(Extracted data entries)
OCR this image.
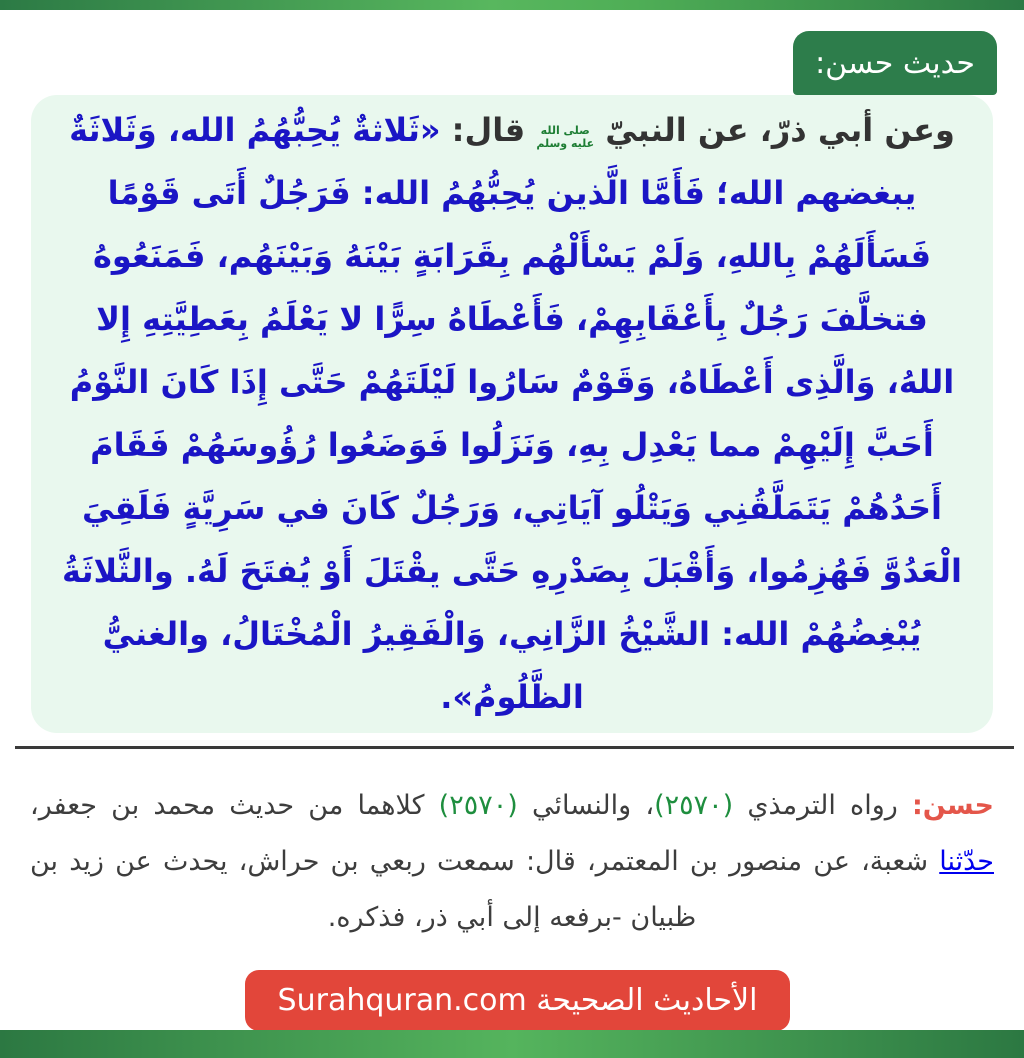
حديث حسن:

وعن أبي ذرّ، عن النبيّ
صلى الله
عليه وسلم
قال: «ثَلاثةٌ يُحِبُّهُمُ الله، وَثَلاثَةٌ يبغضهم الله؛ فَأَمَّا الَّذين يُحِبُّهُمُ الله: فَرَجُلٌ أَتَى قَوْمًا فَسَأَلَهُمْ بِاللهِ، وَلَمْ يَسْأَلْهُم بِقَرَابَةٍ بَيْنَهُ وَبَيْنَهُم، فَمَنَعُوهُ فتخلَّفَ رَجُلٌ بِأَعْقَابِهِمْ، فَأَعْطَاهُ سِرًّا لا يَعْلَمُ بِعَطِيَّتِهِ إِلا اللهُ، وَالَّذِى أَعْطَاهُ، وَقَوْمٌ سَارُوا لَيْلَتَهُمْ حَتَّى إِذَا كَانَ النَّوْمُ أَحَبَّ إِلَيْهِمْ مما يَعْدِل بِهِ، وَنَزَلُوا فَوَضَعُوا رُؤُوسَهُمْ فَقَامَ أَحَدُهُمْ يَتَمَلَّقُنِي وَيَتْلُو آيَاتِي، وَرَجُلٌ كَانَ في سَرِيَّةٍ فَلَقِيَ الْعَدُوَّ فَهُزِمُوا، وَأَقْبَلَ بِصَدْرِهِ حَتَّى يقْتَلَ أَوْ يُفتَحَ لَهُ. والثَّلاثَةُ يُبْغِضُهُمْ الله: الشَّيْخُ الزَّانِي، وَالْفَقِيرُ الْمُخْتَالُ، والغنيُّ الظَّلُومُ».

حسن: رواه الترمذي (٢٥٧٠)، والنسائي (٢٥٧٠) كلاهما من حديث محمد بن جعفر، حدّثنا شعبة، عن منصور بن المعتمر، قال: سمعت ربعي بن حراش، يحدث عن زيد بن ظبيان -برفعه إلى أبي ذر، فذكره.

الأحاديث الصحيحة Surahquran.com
==
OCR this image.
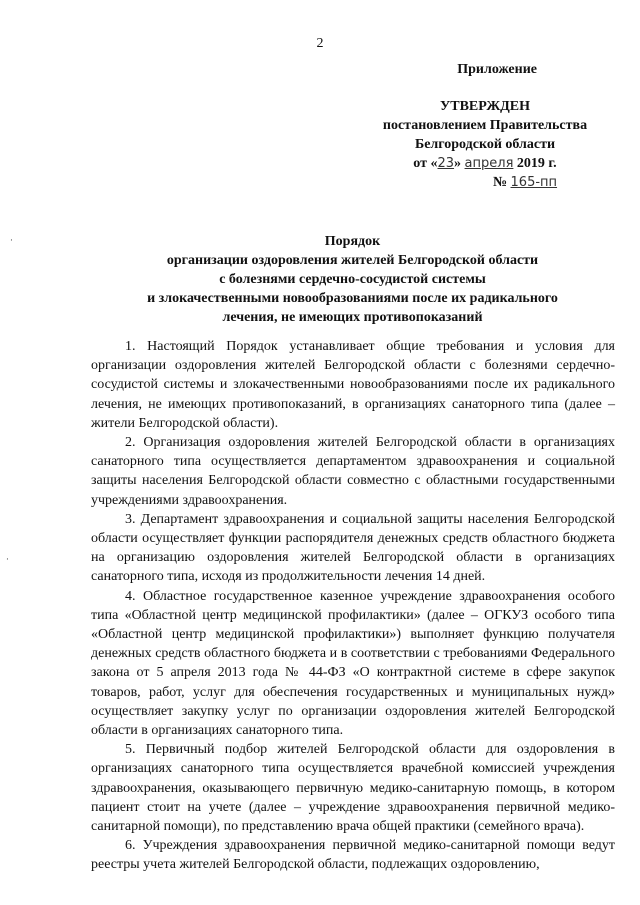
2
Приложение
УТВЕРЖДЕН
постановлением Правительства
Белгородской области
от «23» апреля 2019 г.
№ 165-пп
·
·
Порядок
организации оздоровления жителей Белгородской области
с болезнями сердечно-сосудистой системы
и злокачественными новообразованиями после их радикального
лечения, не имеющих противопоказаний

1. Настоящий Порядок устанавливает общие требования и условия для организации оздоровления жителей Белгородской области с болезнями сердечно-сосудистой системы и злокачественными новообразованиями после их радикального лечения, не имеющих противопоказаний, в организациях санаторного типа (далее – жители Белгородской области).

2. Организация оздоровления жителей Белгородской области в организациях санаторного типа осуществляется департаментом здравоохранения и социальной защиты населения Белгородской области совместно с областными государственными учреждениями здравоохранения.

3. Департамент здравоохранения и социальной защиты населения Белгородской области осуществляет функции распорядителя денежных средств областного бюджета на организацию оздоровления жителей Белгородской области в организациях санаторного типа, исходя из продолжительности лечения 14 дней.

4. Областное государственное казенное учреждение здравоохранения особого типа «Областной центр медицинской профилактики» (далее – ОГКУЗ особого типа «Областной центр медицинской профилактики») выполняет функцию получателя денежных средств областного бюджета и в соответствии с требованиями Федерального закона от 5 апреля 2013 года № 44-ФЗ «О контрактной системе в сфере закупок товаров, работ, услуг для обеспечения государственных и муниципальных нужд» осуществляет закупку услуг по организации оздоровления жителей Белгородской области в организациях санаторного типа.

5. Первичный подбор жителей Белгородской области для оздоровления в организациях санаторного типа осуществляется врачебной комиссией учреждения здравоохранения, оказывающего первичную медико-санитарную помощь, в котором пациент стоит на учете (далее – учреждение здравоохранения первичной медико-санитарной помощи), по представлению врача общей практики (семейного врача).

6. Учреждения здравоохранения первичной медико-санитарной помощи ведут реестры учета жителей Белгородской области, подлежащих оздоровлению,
* * *
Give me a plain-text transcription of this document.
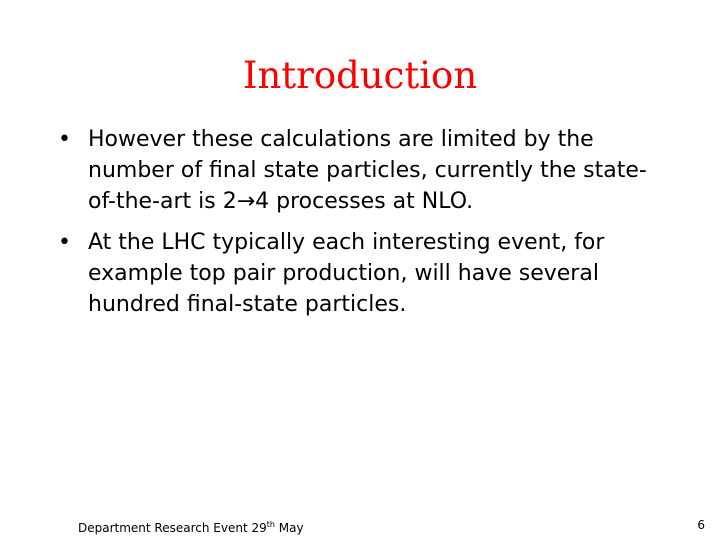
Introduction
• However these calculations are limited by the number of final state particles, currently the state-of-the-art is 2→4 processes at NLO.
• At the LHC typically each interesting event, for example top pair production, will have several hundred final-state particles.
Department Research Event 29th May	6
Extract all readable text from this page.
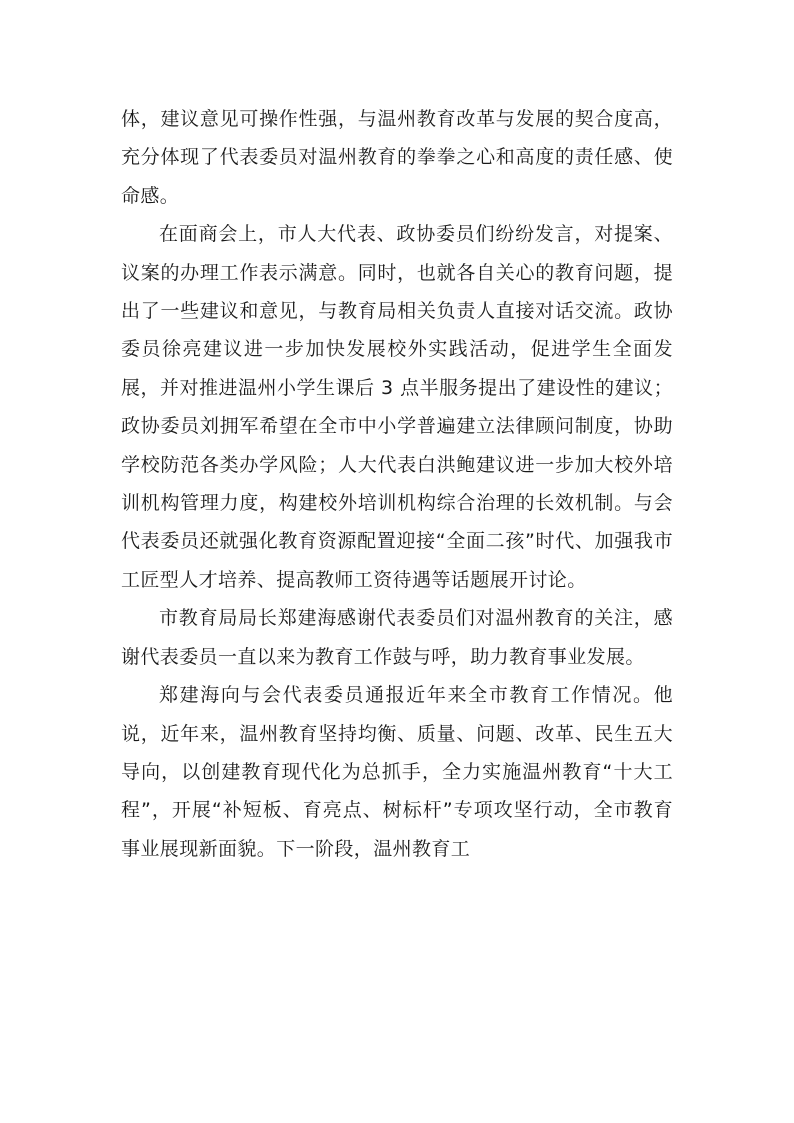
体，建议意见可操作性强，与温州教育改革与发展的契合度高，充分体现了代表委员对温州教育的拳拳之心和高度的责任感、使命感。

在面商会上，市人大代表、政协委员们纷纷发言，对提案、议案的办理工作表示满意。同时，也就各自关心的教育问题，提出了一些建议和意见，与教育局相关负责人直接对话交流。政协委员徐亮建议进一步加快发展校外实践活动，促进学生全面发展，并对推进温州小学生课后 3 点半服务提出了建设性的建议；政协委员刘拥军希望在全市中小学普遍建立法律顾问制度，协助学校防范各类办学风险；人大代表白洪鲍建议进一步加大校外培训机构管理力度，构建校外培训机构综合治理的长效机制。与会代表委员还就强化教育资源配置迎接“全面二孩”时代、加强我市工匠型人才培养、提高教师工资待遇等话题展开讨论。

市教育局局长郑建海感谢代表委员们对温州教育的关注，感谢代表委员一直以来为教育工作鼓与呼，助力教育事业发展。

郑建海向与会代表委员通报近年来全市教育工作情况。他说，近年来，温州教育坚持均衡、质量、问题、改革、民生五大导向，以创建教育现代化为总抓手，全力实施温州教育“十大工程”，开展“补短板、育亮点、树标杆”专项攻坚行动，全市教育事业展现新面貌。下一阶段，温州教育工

◆ **PROMPT**:
Write out every line of the entries that holds the word "Порядок".

◆ **REPLY**:
Порядок
1. Настоящий Порядок устанавливает общие требования и условия для организации оздоровления жителей Белгородской области с болезнями сердечно-сосудистой системы и злокачественными новообразованиями после их радикального лечения, не имеющих противопоказаний, в организациях санаторного типа (далее – жители Белгородской области).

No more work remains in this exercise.